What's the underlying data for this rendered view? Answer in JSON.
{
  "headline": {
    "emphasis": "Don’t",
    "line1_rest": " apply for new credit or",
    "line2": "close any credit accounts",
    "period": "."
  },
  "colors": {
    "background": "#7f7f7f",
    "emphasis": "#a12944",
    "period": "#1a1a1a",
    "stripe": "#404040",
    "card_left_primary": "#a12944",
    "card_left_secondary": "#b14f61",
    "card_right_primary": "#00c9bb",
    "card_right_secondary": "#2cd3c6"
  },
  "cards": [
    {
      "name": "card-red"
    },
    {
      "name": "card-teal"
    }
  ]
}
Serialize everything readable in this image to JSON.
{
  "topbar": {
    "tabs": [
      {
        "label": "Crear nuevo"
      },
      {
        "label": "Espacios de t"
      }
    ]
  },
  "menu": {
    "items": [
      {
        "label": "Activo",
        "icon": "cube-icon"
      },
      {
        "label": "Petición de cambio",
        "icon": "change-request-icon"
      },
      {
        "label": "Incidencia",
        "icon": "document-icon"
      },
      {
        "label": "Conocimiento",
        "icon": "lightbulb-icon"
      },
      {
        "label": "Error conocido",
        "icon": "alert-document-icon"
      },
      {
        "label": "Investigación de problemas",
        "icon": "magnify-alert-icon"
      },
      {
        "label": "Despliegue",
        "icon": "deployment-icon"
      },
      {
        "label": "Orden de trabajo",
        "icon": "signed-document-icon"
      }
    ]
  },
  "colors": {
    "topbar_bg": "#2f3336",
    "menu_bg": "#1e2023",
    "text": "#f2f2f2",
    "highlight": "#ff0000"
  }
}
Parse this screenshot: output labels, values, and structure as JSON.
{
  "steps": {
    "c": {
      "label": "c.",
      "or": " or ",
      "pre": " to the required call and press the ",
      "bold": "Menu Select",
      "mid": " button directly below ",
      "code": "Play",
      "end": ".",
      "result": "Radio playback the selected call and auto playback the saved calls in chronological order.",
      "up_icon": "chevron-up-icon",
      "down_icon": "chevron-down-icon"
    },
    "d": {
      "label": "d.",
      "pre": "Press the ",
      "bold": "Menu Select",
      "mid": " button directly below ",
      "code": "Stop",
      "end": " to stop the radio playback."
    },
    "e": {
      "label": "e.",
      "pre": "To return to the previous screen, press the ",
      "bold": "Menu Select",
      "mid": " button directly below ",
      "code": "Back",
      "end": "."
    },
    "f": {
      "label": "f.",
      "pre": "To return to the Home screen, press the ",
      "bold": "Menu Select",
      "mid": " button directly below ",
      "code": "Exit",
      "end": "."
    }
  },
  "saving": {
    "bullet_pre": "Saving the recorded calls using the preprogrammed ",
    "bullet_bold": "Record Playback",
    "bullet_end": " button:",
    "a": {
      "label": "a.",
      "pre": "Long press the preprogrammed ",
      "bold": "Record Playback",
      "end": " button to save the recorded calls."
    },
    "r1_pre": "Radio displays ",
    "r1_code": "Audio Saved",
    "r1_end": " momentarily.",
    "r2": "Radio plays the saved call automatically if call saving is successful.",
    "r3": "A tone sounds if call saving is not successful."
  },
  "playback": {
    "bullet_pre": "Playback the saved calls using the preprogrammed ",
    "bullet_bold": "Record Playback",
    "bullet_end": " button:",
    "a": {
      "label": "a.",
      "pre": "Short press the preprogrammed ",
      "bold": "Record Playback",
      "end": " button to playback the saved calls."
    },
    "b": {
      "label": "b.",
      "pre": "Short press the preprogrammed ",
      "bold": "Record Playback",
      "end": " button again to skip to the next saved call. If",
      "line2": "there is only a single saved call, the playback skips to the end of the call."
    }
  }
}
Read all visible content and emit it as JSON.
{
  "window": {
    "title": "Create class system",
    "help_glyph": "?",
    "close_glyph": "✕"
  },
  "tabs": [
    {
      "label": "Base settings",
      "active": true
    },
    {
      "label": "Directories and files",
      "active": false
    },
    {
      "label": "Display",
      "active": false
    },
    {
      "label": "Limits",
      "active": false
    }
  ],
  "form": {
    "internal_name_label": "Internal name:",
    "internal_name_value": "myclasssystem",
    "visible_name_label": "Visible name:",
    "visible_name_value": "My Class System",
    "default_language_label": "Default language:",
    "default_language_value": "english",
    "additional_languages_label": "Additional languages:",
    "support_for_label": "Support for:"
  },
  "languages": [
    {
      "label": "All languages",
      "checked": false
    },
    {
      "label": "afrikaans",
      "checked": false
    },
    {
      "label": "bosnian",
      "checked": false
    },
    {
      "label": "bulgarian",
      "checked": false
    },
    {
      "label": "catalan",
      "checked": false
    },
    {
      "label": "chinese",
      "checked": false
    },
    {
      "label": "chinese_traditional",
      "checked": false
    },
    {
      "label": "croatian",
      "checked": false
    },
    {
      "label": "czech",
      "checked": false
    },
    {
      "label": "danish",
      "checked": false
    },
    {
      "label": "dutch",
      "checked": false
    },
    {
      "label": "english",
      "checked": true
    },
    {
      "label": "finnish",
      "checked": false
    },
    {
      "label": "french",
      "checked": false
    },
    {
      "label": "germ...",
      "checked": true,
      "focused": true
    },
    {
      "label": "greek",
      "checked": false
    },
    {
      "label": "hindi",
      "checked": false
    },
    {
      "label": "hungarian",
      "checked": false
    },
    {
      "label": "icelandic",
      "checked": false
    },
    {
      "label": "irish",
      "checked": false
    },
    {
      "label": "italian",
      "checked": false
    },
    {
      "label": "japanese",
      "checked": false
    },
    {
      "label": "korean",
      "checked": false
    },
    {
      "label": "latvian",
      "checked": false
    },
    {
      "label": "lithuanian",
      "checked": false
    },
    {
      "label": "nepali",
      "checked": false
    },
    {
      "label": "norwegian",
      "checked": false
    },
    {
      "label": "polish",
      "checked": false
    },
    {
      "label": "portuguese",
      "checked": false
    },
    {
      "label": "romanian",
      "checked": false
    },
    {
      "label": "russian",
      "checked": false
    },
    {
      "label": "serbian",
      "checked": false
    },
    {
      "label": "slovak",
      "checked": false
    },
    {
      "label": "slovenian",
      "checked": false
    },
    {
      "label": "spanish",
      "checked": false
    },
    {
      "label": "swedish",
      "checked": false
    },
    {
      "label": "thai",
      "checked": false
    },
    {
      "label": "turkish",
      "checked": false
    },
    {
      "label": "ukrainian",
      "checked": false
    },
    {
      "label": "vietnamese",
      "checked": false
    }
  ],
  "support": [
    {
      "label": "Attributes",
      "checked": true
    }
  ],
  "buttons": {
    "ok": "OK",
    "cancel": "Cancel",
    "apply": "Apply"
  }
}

○ ○ ○

The task:
Within the data above, pick out all lines holding the word "true".

Task result:
      "active": true
      "checked": true
      "checked": true,
      "focused": true
      "checked": true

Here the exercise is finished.